* _What to produce_
Copy the data exactly; pictures stay out of the copy.

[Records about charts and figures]
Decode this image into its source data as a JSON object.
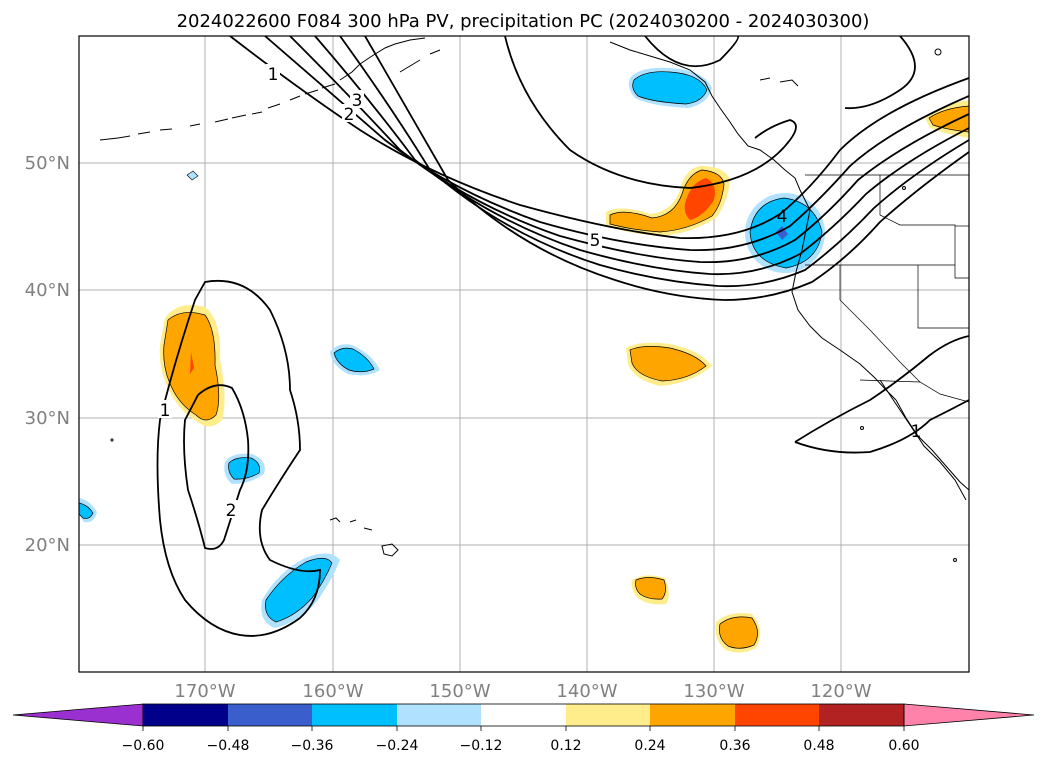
{
  "title": "2024022600 F084 300 hPa PV, precipitation PC (2024030200 - 2024030300)",
  "map": {
    "lat_labels": [
      "50°N",
      "40°N",
      "30°N",
      "20°N"
    ],
    "lon_labels": [
      "170°W",
      "160°W",
      "150°W",
      "140°W",
      "130°W",
      "120°W"
    ],
    "contour_labels": [
      "1",
      "2",
      "3",
      "5",
      "1",
      "2",
      "4",
      "1"
    ]
  },
  "colorbar": {
    "ticks": [
      "−0.60",
      "−0.48",
      "−0.36",
      "−0.24",
      "−0.12",
      "0.12",
      "0.24",
      "0.36",
      "0.48",
      "0.60"
    ],
    "colors": {
      "under": "#9b30d0",
      "c1": "#00008b",
      "c2": "#3a5fcd",
      "c3": "#00bfff",
      "c4": "#b0e2ff",
      "c5": "#ffffff",
      "c6": "#ffec8b",
      "c7": "#ffa500",
      "c8": "#ff4500",
      "c9": "#b22222",
      "over": "#ff82ab"
    }
  }
}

* _Correct answer_
Decode this image into its source data as a JSON object.
{
  "title": "2024022600 F084 300 hPa PV, precipitation PC (2024030200 - 2024030300)",
  "map": {
    "lat_labels": [
      "50°N",
      "40°N",
      "30°N",
      "20°N"
    ],
    "lon_labels": [
      "170°W",
      "160°W",
      "150°W",
      "140°W",
      "130°W",
      "120°W"
    ],
    "contour_labels": [
      "1",
      "2",
      "3",
      "5",
      "1",
      "2",
      "4",
      "1"
    ]
  },
  "colorbar": {
    "ticks": [
      "−0.60",
      "−0.48",
      "−0.36",
      "−0.24",
      "−0.12",
      "0.12",
      "0.24",
      "0.36",
      "0.48",
      "0.60"
    ],
    "colors": {
      "under": "#9b30d0",
      "c1": "#00008b",
      "c2": "#3a5fcd",
      "c3": "#00bfff",
      "c4": "#b0e2ff",
      "c5": "#ffffff",
      "c6": "#ffec8b",
      "c7": "#ffa500",
      "c8": "#ff4500",
      "c9": "#b22222",
      "over": "#ff82ab"
    }
  }
}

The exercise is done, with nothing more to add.